─── ITEMS ───

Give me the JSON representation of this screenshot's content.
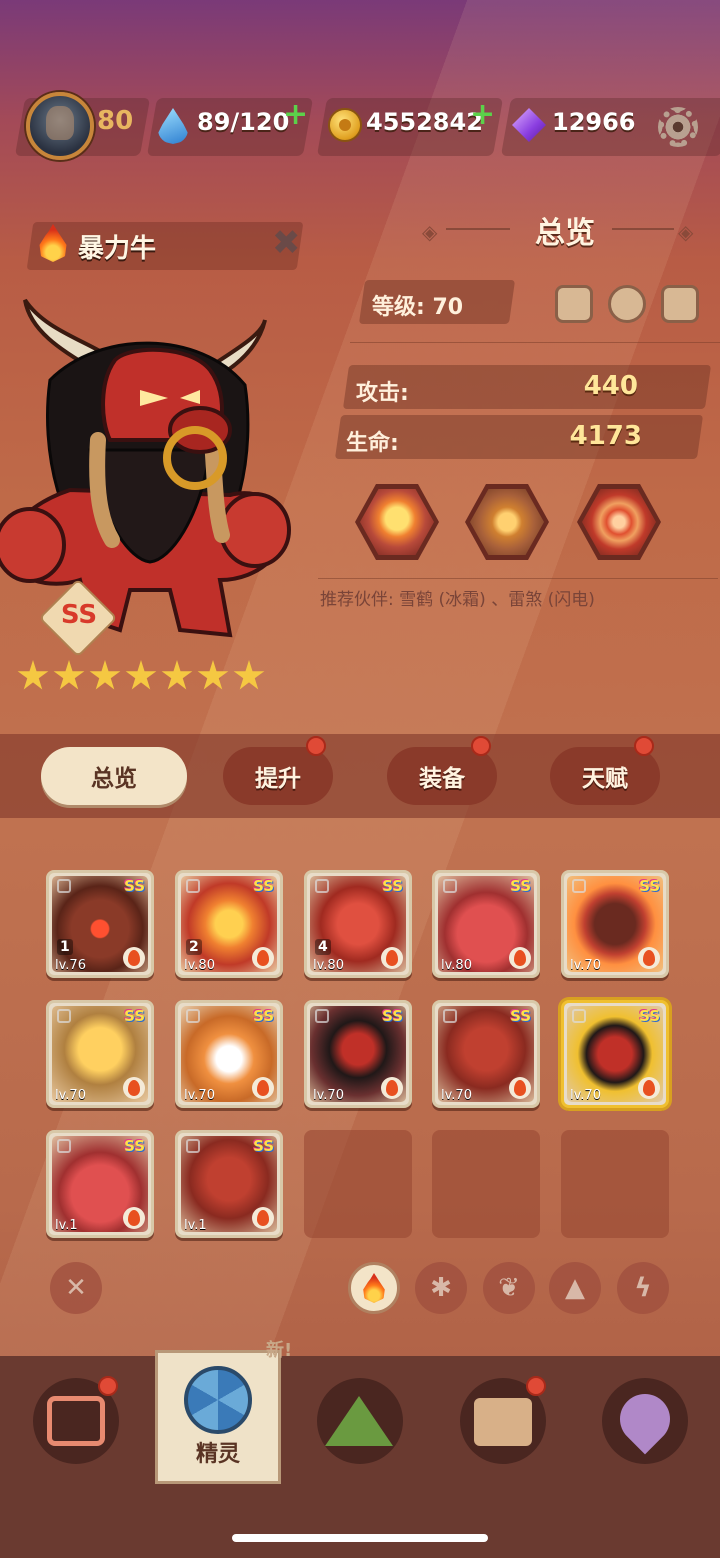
{
  "topbar": {
    "player_level": "80",
    "stamina": "89/120",
    "gold": "4552842",
    "gems": "12966"
  },
  "hero": {
    "name": "暴力牛",
    "rank": "SS",
    "stars": 7
  },
  "overview": {
    "title": "总览",
    "level_label": "等级: 70",
    "attack_label": "攻击:",
    "attack_value": "440",
    "hp_label": "生命:",
    "hp_value": "4173",
    "partners": "推荐伙伴: 雪鹤 (冰霜) 、雷煞 (闪电)"
  },
  "tabs": [
    {
      "label": "总览",
      "active": true,
      "badge": false
    },
    {
      "label": "提升",
      "active": false,
      "badge": true
    },
    {
      "label": "装备",
      "active": false,
      "badge": true
    },
    {
      "label": "天赋",
      "active": false,
      "badge": true
    }
  ],
  "cards": [
    {
      "lv": "lv.76",
      "num": "1",
      "rank": "SS",
      "art": "mech"
    },
    {
      "lv": "lv.80",
      "num": "2",
      "rank": "SS",
      "art": "fire-spirit"
    },
    {
      "lv": "lv.80",
      "num": "4",
      "rank": "SS",
      "art": "dragon"
    },
    {
      "lv": "lv.80",
      "num": "",
      "rank": "SS",
      "art": "horn-blob"
    },
    {
      "lv": "lv.70",
      "num": "",
      "rank": "SS",
      "art": "hammer"
    },
    {
      "lv": "lv.70",
      "num": "",
      "rank": "SS",
      "art": "lava-blob"
    },
    {
      "lv": "lv.70",
      "num": "",
      "rank": "SS",
      "art": "fox"
    },
    {
      "lv": "lv.70",
      "num": "",
      "rank": "SS",
      "art": "minotaur"
    },
    {
      "lv": "lv.70",
      "num": "",
      "rank": "SS",
      "art": "bear"
    },
    {
      "lv": "lv.70",
      "num": "",
      "rank": "SS",
      "art": "bull",
      "selected": true
    },
    {
      "lv": "lv.1",
      "num": "",
      "rank": "SS",
      "art": "horn-blob"
    },
    {
      "lv": "lv.1",
      "num": "",
      "rank": "SS",
      "art": "bear"
    }
  ],
  "filters": [
    "close-icon",
    "fire-icon",
    "snowflake-icon",
    "leaf-icon",
    "rock-icon",
    "lightning-icon"
  ],
  "nav": {
    "active_label": "精灵",
    "new_tag": "新!"
  },
  "colors": {
    "accent_gold": "#ffe69a",
    "badge_red": "#e04a36",
    "plus_green": "#5cd14a"
  }
}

───

**YOUR GOAL:**
Every record gets retyped exactly; no picture goes into the copy.

**RESULT:**
Give me the JSON representation of this screenshot's content.
{
  "topbar": {
    "player_level": "80",
    "stamina": "89/120",
    "gold": "4552842",
    "gems": "12966"
  },
  "hero": {
    "name": "暴力牛",
    "rank": "SS",
    "stars": 7
  },
  "overview": {
    "title": "总览",
    "level_label": "等级: 70",
    "attack_label": "攻击:",
    "attack_value": "440",
    "hp_label": "生命:",
    "hp_value": "4173",
    "partners": "推荐伙伴: 雪鹤 (冰霜) 、雷煞 (闪电)"
  },
  "tabs": [
    {
      "label": "总览",
      "active": true,
      "badge": false
    },
    {
      "label": "提升",
      "active": false,
      "badge": true
    },
    {
      "label": "装备",
      "active": false,
      "badge": true
    },
    {
      "label": "天赋",
      "active": false,
      "badge": true
    }
  ],
  "cards": [
    {
      "lv": "lv.76",
      "num": "1",
      "rank": "SS",
      "art": "mech"
    },
    {
      "lv": "lv.80",
      "num": "2",
      "rank": "SS",
      "art": "fire-spirit"
    },
    {
      "lv": "lv.80",
      "num": "4",
      "rank": "SS",
      "art": "dragon"
    },
    {
      "lv": "lv.80",
      "num": "",
      "rank": "SS",
      "art": "horn-blob"
    },
    {
      "lv": "lv.70",
      "num": "",
      "rank": "SS",
      "art": "hammer"
    },
    {
      "lv": "lv.70",
      "num": "",
      "rank": "SS",
      "art": "lava-blob"
    },
    {
      "lv": "lv.70",
      "num": "",
      "rank": "SS",
      "art": "fox"
    },
    {
      "lv": "lv.70",
      "num": "",
      "rank": "SS",
      "art": "minotaur"
    },
    {
      "lv": "lv.70",
      "num": "",
      "rank": "SS",
      "art": "bear"
    },
    {
      "lv": "lv.70",
      "num": "",
      "rank": "SS",
      "art": "bull",
      "selected": true
    },
    {
      "lv": "lv.1",
      "num": "",
      "rank": "SS",
      "art": "horn-blob"
    },
    {
      "lv": "lv.1",
      "num": "",
      "rank": "SS",
      "art": "bear"
    }
  ],
  "filters": [
    "close-icon",
    "fire-icon",
    "snowflake-icon",
    "leaf-icon",
    "rock-icon",
    "lightning-icon"
  ],
  "nav": {
    "active_label": "精灵",
    "new_tag": "新!"
  },
  "colors": {
    "accent_gold": "#ffe69a",
    "badge_red": "#e04a36",
    "plus_green": "#5cd14a"
  }
}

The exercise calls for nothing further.